Copy the data below line for line, beginning with its very first line and stopping after the line that contains "hidden-unit: [433, 654, 457, 678]", which is included.

(Records excerpted from a collection)
_ _ _ _ _ _ _

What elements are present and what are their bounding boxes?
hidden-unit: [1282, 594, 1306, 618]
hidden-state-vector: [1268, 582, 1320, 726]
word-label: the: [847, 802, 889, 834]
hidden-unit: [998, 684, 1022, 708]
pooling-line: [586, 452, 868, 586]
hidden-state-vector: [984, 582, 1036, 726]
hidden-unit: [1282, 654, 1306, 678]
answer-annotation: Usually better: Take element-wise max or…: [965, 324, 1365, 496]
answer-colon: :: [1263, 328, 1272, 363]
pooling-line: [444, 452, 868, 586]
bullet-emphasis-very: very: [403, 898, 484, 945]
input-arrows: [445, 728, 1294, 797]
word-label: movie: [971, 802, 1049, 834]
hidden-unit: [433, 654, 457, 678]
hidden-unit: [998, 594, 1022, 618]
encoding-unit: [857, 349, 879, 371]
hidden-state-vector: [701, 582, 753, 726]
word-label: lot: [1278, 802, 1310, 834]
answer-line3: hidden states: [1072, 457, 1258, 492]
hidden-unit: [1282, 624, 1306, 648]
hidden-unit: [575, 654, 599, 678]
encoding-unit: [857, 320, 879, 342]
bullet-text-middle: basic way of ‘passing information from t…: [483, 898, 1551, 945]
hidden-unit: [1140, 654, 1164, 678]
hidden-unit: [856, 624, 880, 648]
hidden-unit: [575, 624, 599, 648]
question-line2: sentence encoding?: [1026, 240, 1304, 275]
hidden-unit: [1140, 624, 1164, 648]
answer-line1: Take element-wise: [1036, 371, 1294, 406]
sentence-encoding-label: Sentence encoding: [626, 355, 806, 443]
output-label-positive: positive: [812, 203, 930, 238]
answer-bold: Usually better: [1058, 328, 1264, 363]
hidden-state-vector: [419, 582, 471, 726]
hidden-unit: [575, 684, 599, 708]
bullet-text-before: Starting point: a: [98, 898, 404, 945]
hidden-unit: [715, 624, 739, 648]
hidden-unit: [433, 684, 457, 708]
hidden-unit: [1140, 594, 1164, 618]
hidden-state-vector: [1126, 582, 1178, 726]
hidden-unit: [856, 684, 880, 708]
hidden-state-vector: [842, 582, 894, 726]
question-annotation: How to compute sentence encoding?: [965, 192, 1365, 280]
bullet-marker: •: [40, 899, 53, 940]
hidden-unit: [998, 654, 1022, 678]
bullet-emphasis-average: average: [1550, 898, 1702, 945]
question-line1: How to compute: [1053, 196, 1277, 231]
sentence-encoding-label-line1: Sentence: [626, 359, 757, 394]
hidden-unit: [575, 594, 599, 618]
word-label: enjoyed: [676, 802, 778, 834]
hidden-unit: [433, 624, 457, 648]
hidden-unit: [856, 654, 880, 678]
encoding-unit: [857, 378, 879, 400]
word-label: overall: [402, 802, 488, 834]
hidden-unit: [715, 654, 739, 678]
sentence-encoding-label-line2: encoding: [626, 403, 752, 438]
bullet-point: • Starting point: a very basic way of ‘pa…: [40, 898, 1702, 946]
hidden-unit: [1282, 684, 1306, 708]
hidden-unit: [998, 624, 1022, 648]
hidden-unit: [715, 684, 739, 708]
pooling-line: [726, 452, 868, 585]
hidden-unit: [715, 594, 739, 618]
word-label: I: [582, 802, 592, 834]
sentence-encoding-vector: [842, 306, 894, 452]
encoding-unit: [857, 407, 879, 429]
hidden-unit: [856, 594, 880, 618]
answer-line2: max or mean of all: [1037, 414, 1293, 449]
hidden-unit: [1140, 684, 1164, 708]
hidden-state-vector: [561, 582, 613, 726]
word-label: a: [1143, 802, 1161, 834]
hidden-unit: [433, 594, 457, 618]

_ _ _ _ _ _ _

Expected output:
What elements are present and what are their bounding boxes?
hidden-unit: [1282, 594, 1306, 618]
hidden-state-vector: [1268, 582, 1320, 726]
word-label: the: [847, 802, 889, 834]
hidden-unit: [998, 684, 1022, 708]
pooling-line: [586, 452, 868, 586]
hidden-state-vector: [984, 582, 1036, 726]
hidden-unit: [1282, 654, 1306, 678]
answer-annotation: Usually better: Take element-wise max or…: [965, 324, 1365, 496]
answer-colon: :: [1263, 328, 1272, 363]
pooling-line: [444, 452, 868, 586]
bullet-emphasis-very: very: [403, 898, 484, 945]
input-arrows: [445, 728, 1294, 797]
word-label: movie: [971, 802, 1049, 834]
hidden-unit: [433, 654, 457, 678]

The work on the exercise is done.